┌─ Record excerpts
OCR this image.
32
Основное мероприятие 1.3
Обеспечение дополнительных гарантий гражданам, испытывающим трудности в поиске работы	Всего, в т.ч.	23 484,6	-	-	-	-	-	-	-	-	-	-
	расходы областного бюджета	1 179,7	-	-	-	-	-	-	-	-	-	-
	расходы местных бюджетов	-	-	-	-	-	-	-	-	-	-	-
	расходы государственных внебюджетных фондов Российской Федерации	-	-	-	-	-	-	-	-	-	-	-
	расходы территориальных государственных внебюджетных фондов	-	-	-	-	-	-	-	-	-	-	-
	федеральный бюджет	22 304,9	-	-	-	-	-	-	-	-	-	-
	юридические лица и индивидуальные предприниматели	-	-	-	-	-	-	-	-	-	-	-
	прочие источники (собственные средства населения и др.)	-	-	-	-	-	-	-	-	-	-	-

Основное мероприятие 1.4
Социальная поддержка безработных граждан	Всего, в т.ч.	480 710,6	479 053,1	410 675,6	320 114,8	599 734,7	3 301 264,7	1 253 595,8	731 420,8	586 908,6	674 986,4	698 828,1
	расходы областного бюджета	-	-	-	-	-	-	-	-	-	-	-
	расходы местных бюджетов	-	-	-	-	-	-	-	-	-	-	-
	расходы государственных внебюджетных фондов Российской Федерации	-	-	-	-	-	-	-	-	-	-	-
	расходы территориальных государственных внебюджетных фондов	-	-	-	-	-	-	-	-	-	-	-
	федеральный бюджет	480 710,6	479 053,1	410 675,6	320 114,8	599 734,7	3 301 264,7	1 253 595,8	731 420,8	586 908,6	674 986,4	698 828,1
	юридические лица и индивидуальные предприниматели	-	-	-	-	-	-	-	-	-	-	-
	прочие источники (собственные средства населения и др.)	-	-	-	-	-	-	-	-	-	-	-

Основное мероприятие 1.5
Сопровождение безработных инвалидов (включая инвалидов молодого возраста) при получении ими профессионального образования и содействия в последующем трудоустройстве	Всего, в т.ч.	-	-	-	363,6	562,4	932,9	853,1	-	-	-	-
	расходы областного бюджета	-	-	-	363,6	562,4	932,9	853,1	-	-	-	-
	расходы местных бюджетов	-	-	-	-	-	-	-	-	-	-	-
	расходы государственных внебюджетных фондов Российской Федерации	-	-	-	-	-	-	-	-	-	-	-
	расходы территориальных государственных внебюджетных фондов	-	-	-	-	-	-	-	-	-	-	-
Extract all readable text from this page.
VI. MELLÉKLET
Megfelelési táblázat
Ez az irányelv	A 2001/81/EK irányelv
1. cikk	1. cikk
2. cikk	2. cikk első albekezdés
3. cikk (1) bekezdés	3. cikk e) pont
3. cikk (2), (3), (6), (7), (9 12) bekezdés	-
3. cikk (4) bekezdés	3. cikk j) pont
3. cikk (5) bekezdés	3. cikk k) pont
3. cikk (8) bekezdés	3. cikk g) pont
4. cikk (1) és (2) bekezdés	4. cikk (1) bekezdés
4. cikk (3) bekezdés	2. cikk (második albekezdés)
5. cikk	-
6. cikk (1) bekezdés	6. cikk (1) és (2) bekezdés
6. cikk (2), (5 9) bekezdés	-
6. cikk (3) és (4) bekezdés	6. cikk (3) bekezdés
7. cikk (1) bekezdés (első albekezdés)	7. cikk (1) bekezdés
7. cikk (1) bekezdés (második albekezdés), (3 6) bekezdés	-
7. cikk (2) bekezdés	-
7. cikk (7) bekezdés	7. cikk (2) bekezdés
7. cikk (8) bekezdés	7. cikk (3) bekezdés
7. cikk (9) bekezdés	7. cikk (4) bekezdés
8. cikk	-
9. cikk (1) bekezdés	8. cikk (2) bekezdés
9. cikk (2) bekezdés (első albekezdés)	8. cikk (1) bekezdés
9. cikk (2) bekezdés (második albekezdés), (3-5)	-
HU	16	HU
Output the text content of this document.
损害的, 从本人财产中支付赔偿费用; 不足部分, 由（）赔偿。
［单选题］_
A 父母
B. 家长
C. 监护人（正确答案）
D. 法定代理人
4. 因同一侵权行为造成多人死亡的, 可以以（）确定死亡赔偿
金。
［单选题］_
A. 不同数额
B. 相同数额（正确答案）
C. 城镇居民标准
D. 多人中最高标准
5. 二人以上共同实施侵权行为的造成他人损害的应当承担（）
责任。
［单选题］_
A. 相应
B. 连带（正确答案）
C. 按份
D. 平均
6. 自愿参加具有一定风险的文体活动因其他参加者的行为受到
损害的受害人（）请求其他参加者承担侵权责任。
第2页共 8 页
└─
[Task requirements]:
Copy down every line of the entries containing the word "Основное".

[Solution to this task]:
Основное мероприятие 1.3
Основное мероприятие 1.4
Основное мероприятие 1.5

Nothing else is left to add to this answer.